_WRITTEN PROBLEM_: In the listing below, locate the lines that hold the string "Temperature". Copy those lines.
[START EXTRACTED DATA]
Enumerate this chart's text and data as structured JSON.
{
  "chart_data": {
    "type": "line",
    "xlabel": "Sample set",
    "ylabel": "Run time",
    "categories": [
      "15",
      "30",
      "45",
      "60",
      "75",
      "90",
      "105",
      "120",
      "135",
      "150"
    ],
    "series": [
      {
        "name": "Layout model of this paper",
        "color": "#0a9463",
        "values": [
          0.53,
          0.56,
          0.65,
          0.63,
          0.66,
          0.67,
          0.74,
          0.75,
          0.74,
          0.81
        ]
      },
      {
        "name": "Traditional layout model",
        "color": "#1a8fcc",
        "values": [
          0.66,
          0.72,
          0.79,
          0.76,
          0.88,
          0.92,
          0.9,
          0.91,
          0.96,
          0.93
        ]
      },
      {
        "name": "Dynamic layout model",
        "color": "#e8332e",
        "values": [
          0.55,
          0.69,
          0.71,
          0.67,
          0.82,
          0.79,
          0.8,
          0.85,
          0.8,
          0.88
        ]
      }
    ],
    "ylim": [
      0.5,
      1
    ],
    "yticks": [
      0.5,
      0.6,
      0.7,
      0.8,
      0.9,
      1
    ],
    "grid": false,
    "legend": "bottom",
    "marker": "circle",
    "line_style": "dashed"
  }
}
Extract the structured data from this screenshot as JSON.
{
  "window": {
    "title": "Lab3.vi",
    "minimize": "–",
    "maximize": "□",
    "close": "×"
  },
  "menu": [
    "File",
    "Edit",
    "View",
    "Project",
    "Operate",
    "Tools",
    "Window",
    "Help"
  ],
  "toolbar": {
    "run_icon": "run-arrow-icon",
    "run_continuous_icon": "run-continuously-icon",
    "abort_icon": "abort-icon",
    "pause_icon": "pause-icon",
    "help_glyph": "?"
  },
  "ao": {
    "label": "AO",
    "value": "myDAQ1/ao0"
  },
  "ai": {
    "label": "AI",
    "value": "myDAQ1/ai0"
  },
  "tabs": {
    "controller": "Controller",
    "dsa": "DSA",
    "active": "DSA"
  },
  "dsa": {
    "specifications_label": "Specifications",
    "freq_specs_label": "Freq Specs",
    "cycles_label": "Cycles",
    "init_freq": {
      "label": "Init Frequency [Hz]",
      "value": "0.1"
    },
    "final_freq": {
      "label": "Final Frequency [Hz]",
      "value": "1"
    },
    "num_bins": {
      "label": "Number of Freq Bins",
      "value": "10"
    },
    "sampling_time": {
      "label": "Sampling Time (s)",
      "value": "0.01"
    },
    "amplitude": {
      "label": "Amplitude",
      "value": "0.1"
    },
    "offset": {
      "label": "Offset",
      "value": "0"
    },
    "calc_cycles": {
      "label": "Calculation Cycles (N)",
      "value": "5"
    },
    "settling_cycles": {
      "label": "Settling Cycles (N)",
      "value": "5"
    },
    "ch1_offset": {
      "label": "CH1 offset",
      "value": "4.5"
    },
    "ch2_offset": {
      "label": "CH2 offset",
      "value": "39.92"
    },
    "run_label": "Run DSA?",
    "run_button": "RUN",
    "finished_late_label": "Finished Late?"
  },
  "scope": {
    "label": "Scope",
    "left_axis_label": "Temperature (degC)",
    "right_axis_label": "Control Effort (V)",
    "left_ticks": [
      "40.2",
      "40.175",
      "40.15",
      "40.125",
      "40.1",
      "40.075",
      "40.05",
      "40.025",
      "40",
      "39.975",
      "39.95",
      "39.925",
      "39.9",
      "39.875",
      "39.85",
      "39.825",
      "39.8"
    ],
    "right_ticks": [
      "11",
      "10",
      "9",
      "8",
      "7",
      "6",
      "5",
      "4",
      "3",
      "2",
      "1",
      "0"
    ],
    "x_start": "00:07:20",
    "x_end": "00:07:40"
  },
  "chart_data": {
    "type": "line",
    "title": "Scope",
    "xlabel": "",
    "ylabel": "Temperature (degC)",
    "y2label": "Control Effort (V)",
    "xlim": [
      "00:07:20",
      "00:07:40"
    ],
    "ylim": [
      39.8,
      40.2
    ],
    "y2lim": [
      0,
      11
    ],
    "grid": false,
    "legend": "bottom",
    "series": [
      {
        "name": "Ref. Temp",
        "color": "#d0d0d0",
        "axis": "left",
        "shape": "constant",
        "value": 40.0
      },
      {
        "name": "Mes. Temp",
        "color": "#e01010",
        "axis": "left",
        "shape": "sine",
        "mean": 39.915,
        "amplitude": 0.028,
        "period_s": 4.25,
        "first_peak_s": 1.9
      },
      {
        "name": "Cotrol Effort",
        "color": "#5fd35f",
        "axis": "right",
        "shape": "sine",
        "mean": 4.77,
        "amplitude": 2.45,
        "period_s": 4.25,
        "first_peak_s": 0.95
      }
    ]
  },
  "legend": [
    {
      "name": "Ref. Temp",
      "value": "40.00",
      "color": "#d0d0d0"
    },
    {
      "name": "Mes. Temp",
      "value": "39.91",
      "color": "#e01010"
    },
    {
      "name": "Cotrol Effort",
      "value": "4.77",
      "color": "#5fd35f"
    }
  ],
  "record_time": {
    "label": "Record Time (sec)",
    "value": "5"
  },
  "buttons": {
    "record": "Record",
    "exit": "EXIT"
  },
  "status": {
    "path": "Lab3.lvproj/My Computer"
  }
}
[END EXTRACTED DATA]
_TASK ANSWER_:
    "left_axis_label": "Temperature (degC)",
    "ylabel": "Temperature (degC)",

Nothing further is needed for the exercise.